(Dataset entries)
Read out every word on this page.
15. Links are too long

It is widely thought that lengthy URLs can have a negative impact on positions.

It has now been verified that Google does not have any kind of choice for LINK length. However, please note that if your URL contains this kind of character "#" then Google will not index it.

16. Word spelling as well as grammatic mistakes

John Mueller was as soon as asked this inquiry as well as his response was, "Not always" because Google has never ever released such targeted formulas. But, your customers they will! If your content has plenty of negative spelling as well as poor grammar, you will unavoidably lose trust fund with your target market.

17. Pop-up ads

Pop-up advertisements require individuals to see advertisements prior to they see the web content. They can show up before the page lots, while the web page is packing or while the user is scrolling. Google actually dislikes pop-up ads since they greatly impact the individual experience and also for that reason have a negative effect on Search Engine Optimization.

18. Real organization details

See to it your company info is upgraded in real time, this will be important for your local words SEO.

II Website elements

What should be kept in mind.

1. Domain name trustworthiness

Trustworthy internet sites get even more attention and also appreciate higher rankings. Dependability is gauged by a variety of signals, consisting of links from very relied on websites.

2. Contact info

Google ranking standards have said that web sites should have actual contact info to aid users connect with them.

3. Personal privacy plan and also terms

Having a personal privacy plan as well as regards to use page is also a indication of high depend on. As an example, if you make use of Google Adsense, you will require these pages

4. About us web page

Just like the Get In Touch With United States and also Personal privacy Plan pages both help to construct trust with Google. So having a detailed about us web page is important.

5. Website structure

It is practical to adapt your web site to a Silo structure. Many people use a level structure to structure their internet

---

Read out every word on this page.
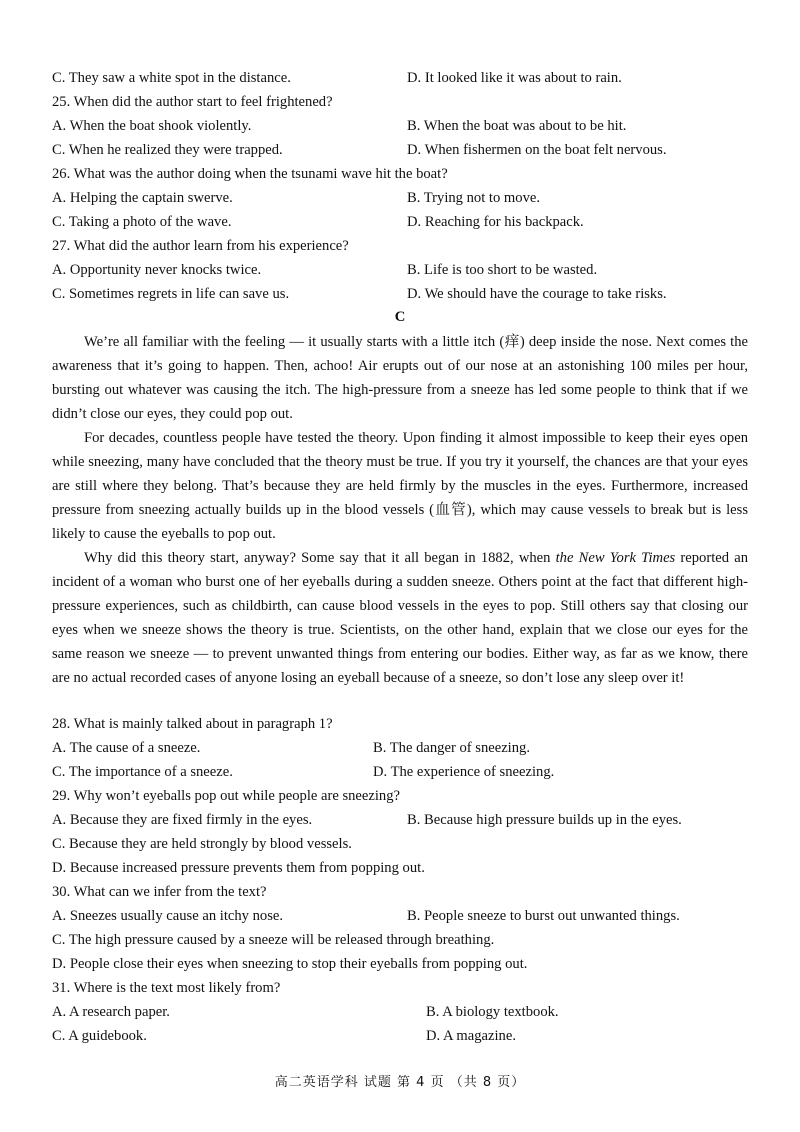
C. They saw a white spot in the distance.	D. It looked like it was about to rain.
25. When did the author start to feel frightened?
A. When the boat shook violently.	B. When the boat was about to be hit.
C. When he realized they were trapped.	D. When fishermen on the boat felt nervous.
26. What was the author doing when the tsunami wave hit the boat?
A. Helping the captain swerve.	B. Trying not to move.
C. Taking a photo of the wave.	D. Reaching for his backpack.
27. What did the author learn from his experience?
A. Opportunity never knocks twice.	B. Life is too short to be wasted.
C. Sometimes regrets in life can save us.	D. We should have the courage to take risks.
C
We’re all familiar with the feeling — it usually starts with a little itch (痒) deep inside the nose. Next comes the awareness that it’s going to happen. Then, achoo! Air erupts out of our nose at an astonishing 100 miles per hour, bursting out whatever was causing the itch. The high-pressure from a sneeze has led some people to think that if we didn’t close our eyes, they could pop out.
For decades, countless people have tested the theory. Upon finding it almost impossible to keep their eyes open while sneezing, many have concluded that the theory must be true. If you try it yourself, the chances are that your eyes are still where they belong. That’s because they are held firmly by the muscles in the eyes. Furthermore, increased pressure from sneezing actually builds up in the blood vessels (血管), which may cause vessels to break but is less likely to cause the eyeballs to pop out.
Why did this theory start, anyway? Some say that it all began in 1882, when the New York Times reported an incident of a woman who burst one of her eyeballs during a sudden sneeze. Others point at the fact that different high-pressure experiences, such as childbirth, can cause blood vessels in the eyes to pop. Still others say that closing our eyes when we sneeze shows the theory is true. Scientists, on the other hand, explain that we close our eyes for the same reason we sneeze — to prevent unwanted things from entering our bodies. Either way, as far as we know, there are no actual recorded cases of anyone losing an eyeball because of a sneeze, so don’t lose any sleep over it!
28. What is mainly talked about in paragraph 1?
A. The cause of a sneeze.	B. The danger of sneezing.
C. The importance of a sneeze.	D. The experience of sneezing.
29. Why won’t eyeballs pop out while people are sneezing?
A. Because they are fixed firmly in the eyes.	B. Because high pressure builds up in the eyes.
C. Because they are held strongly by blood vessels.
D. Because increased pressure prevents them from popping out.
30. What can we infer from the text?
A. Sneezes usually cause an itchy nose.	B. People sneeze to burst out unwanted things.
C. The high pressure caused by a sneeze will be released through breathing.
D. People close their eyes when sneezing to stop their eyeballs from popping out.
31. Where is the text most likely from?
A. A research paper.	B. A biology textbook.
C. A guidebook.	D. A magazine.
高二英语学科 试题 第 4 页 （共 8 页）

EXERCISE AIM:
From the entries above, pull out each line that includes "important".

TASK ANSWER:
See to it your company info is upgraded in real time, this will be important for your local words SEO.
Just like the Get In Touch With United States and also Personal privacy Plan pages both help to construct trust with Google. So having a detailed about us web page is important.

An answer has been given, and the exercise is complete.